=== Work to complete ===
Take from the listing each line that has the string "this".

=== Entries with figure data ===
===============

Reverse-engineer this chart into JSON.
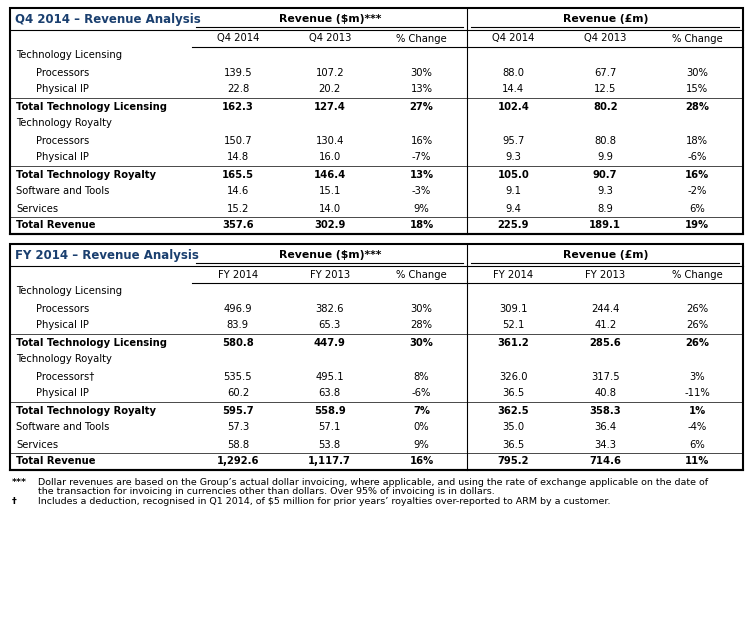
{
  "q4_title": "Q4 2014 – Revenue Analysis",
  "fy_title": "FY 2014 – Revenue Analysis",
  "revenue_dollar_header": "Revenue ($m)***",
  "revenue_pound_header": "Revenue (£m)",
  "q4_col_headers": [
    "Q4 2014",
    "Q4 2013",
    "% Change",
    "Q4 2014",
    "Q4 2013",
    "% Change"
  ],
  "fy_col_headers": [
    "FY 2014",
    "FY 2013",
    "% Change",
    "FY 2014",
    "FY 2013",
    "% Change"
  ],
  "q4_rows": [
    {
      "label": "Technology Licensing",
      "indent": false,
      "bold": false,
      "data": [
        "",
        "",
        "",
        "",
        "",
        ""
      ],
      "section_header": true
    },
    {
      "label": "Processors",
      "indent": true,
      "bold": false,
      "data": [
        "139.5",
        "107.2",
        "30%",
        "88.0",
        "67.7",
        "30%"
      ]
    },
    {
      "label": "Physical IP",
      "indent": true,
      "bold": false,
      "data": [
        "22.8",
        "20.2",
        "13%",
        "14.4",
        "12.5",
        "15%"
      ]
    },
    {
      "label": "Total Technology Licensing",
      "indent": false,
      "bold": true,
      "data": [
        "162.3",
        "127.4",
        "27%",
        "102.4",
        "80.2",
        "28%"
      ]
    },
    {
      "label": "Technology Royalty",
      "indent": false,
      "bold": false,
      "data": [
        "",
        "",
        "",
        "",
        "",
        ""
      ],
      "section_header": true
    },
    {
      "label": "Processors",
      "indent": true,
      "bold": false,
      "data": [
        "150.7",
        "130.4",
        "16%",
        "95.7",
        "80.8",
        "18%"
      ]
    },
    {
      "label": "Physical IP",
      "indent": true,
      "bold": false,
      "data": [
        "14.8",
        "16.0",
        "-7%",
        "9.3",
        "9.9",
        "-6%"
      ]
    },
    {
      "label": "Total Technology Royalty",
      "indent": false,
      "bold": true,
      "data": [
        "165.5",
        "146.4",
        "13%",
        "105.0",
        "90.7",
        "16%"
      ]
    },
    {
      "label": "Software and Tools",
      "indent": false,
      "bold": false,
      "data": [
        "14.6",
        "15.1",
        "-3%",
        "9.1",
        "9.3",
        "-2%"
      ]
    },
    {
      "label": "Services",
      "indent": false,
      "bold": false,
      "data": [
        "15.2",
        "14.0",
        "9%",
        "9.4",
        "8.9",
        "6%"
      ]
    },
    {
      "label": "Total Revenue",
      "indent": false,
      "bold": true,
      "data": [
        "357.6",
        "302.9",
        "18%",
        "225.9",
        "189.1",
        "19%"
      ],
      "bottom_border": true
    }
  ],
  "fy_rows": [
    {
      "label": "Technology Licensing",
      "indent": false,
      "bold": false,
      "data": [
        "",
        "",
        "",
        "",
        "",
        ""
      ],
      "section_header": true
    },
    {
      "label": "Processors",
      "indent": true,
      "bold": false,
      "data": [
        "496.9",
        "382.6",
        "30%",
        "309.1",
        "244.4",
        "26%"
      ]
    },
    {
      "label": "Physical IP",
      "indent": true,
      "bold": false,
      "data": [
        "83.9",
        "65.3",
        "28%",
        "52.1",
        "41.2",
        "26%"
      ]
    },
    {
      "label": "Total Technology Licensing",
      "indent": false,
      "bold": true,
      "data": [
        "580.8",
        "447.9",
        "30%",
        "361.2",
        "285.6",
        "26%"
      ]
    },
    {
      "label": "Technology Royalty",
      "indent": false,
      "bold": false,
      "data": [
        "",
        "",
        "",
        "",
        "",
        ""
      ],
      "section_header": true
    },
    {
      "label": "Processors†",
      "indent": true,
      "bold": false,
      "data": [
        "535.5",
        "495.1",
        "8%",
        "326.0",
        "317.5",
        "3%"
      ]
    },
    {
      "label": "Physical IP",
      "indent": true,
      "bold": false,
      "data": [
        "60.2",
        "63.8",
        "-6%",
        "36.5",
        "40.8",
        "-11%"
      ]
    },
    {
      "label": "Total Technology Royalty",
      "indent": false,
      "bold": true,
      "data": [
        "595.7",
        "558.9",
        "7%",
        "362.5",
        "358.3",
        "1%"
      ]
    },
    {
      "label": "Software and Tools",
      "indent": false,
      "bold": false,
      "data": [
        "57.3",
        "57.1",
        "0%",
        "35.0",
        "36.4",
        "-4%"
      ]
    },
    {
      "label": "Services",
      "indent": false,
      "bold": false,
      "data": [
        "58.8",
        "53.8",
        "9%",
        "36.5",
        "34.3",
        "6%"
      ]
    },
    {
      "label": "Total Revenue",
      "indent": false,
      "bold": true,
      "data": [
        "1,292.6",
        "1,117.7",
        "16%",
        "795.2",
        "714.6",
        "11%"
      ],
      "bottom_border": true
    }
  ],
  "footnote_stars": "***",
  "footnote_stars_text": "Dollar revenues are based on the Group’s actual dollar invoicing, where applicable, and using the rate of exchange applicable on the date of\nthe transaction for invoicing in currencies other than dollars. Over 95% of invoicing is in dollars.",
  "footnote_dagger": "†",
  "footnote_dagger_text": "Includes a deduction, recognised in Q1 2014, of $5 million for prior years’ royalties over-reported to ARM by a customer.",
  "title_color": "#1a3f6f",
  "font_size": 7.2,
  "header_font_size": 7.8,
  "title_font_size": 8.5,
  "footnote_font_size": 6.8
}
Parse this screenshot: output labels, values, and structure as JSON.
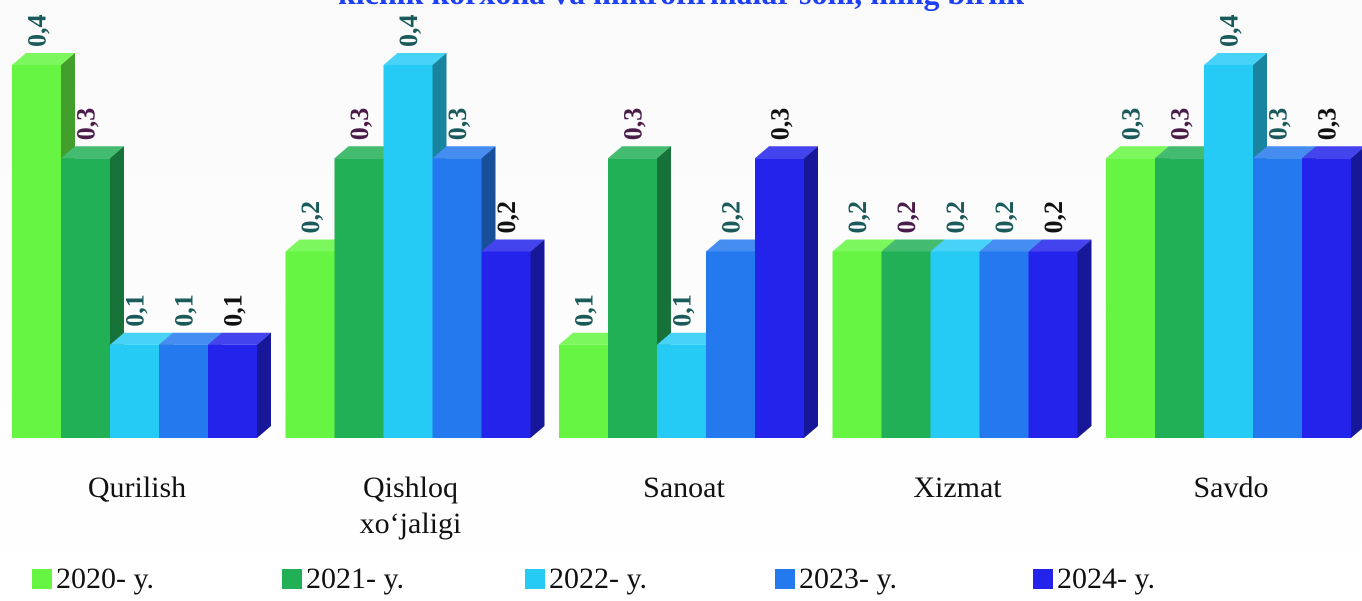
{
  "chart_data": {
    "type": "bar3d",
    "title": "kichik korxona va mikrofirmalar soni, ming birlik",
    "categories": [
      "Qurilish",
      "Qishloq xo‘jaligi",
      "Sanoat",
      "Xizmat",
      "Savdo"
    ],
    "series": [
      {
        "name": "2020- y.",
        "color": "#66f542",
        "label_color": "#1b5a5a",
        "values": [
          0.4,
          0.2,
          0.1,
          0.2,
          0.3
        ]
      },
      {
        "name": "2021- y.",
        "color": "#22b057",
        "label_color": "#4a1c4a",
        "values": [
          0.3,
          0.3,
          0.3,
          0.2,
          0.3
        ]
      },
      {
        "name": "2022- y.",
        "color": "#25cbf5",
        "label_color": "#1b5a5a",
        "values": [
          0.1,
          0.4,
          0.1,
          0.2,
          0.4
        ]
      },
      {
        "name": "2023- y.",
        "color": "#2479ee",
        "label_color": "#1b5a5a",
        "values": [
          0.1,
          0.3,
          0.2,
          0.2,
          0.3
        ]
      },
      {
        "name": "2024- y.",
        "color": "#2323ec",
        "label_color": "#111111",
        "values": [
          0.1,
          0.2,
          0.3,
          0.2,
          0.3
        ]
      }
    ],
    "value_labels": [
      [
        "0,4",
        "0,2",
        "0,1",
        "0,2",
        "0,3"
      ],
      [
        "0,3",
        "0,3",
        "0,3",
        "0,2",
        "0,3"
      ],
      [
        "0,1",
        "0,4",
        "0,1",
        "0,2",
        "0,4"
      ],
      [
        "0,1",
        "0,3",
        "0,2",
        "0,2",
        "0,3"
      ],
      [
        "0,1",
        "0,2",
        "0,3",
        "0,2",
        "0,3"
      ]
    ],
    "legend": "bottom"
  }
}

===============

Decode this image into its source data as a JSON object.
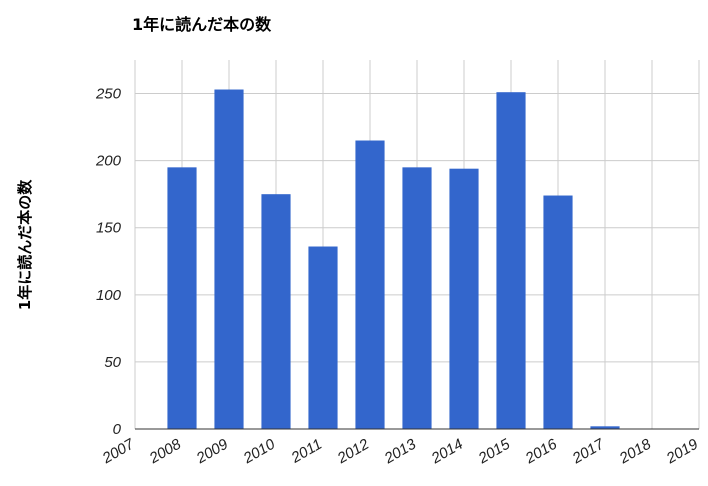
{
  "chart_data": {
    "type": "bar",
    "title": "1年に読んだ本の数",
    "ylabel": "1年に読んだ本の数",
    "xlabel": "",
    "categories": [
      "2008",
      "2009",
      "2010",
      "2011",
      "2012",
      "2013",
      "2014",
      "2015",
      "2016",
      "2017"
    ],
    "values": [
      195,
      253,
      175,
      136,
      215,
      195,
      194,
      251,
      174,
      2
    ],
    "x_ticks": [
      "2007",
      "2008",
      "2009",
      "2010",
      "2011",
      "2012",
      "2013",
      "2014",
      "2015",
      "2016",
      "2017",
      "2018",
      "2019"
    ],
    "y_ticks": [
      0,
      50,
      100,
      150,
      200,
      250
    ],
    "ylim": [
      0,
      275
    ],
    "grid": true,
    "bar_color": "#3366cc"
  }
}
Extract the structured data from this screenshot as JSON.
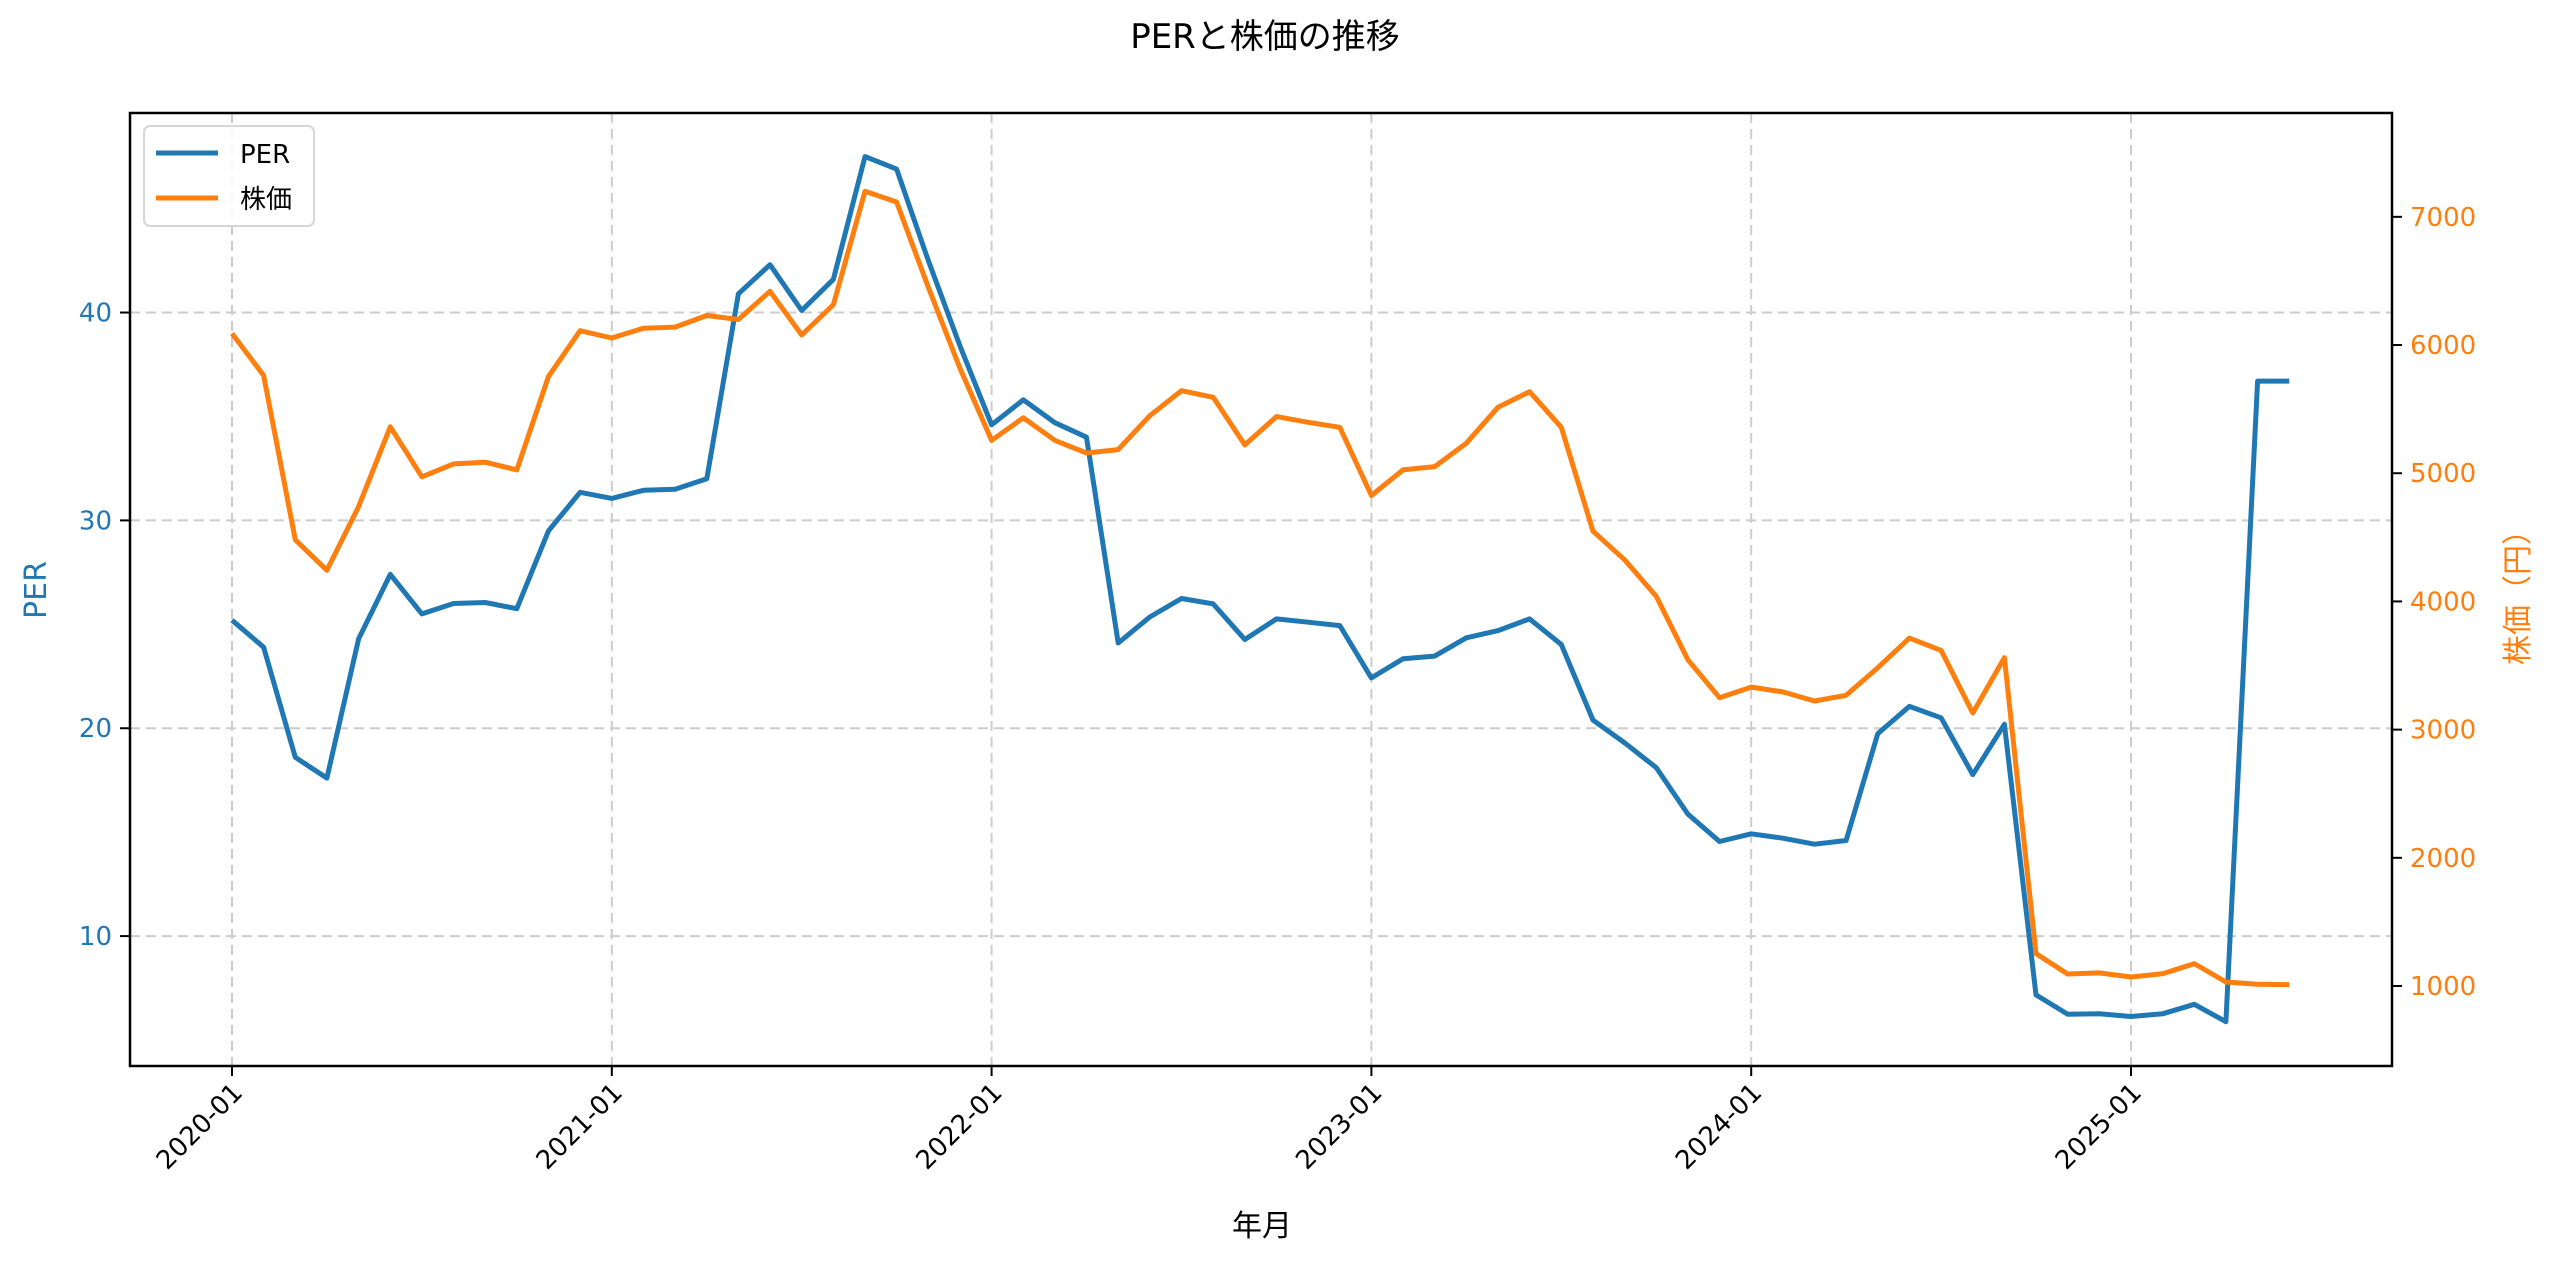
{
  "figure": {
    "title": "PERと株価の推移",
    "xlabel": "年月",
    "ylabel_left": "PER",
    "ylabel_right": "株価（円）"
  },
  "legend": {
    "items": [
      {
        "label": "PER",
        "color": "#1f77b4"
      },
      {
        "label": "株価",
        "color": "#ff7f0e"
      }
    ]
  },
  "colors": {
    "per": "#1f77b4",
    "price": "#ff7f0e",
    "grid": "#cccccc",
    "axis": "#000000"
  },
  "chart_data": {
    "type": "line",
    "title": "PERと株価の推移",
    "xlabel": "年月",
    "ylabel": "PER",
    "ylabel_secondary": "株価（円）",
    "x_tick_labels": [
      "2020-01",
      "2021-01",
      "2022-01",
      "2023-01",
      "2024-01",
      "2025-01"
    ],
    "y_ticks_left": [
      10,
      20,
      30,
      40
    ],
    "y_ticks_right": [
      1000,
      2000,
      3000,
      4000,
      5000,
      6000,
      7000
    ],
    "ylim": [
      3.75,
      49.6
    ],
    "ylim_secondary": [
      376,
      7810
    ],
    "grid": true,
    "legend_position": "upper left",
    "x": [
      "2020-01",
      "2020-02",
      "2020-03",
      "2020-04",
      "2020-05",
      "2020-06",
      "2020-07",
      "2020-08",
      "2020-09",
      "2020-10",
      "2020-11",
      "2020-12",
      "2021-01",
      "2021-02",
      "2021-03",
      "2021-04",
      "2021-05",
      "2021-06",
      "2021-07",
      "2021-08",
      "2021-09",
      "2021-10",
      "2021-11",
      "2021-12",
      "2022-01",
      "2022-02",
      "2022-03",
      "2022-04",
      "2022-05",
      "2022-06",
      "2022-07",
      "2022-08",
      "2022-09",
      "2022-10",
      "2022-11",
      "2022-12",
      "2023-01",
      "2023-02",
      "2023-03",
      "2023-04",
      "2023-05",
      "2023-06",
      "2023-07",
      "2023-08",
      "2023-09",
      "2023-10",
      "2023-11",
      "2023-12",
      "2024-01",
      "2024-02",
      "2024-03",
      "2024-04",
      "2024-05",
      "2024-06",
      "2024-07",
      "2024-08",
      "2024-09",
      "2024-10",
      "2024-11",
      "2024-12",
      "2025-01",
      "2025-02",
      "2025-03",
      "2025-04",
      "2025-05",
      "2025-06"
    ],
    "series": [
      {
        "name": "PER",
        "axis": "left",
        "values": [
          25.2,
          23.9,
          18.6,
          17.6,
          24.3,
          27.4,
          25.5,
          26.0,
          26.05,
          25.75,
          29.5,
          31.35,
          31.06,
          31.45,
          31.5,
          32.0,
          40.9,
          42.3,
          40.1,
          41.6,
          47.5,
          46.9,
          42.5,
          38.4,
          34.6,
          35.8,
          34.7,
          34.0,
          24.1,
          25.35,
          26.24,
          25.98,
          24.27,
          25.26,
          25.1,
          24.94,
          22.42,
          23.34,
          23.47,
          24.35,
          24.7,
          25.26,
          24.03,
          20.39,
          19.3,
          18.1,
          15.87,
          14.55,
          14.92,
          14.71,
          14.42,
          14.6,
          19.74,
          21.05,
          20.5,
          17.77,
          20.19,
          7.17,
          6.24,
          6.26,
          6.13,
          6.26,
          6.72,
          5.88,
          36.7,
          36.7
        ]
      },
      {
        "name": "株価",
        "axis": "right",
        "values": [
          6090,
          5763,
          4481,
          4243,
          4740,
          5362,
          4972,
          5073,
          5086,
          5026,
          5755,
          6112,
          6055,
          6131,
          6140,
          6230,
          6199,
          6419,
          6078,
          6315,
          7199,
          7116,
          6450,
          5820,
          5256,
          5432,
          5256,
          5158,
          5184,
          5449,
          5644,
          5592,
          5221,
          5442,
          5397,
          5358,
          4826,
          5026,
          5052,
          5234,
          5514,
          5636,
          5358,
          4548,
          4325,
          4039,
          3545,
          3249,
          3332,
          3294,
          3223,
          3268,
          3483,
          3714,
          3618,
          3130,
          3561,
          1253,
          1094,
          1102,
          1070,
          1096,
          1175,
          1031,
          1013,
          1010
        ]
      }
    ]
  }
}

===============

=== Exercise output ===
Reverse-engineer this chart into JSON.
Parse this screenshot: output labels, values, and structure as JSON.
Decode this image into its source data as a JSON object.
Extract the structured data from this screenshot as JSON.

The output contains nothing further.